____ Provided material

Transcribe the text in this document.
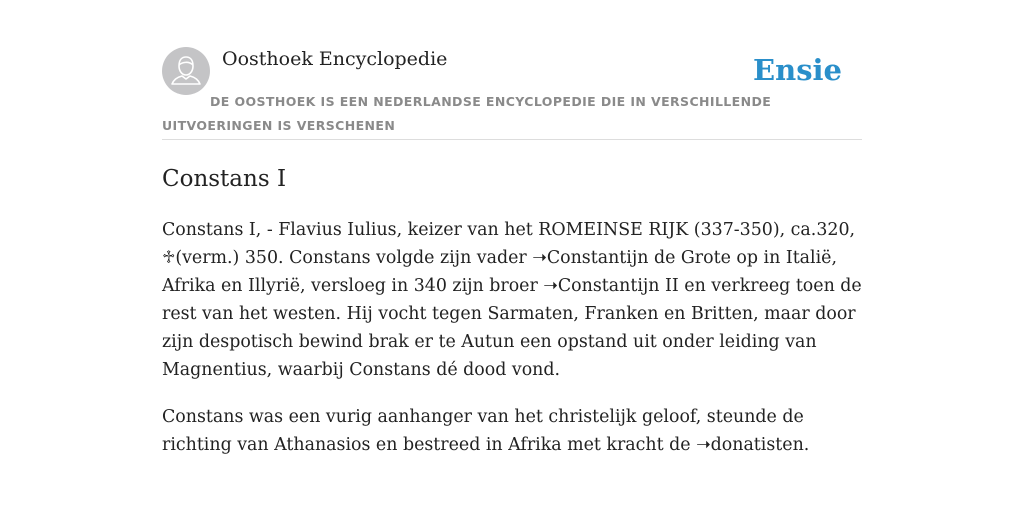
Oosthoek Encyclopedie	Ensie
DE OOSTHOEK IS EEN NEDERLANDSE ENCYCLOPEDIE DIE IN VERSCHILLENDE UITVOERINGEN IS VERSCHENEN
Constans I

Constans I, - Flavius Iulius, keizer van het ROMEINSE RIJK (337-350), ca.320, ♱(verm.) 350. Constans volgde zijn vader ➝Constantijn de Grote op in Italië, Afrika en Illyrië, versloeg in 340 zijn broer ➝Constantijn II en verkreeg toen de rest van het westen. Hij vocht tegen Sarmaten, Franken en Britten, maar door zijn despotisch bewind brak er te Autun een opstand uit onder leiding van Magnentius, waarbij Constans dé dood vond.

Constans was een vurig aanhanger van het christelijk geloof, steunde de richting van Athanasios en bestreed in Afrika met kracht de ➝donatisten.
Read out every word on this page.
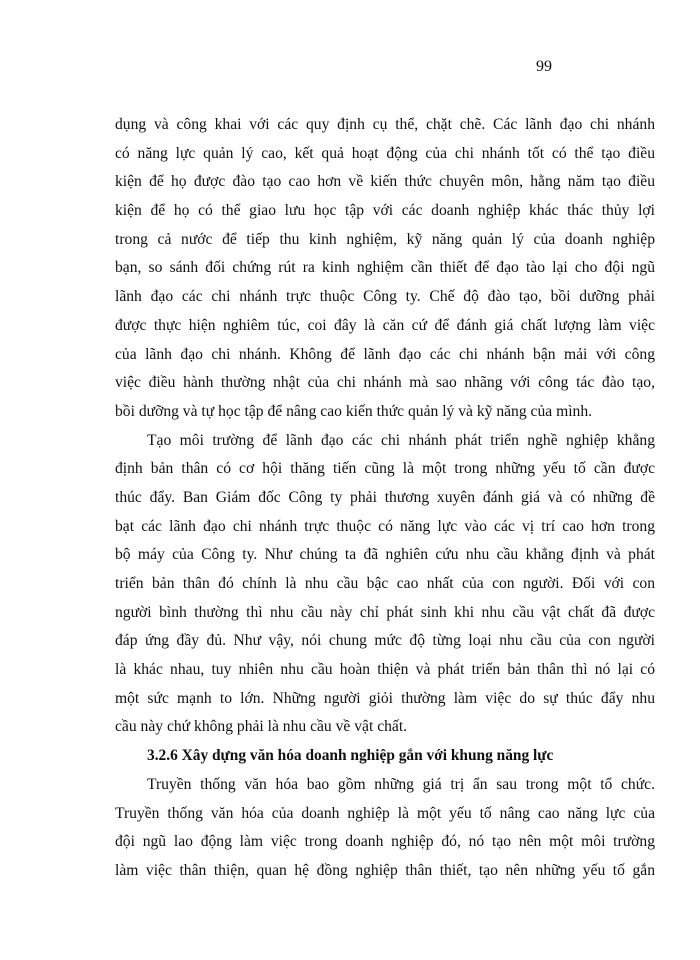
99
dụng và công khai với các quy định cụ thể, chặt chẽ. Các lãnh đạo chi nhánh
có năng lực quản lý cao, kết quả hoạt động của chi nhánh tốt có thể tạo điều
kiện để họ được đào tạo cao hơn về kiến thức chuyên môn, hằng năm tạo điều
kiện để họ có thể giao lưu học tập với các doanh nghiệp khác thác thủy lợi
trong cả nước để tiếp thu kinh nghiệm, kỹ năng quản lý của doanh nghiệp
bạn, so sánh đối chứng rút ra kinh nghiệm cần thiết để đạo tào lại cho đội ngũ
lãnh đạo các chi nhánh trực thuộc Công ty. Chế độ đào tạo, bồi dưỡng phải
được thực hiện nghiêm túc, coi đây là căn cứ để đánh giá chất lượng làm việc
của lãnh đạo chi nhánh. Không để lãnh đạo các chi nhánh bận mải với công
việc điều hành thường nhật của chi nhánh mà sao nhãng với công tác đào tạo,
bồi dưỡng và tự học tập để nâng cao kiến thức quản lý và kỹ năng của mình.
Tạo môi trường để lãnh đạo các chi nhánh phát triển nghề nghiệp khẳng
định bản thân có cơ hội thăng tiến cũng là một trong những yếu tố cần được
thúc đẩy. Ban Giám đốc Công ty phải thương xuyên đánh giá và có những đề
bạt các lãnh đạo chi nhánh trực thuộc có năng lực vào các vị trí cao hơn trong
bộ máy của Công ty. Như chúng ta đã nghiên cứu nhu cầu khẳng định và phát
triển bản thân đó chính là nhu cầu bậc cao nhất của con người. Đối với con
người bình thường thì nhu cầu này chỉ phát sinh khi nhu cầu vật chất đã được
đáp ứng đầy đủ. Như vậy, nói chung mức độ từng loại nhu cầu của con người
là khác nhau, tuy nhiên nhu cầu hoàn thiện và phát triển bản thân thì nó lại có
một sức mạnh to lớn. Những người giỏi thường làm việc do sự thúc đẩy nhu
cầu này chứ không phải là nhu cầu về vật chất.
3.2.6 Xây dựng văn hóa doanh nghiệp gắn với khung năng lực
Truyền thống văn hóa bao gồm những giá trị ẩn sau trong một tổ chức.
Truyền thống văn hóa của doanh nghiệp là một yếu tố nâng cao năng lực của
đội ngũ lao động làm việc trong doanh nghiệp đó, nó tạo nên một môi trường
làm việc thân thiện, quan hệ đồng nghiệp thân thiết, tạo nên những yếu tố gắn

________

Written instruction —
Report the number of lines that include the string "nghiệm"; return nothing but the count.

Expected answer —
2